WORK TO BE COMPLETED: Reproduce all the entries exactly.
-- Begin DATA SHOWN --
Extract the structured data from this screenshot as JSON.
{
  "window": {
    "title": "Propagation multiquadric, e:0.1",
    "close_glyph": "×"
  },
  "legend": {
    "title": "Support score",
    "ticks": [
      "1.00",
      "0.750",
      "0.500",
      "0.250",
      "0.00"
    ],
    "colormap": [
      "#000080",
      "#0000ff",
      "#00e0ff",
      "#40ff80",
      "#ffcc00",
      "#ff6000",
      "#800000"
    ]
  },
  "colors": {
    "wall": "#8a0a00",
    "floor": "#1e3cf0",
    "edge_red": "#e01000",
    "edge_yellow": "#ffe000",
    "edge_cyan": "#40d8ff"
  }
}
-- End DATA SHOWN --
OUTPUT BELOW:
Extract the structured data from this screenshot as JSON.
{
  "window": {
    "title": "Propagation multiquadric, e:0.1",
    "close_glyph": "×"
  },
  "legend": {
    "title": "Support score",
    "ticks": [
      "1.00",
      "0.750",
      "0.500",
      "0.250",
      "0.00"
    ],
    "colormap": [
      "#000080",
      "#0000ff",
      "#00e0ff",
      "#40ff80",
      "#ffcc00",
      "#ff6000",
      "#800000"
    ]
  },
  "colors": {
    "wall": "#8a0a00",
    "floor": "#1e3cf0",
    "edge_red": "#e01000",
    "edge_yellow": "#ffe000",
    "edge_cyan": "#40d8ff"
  }
}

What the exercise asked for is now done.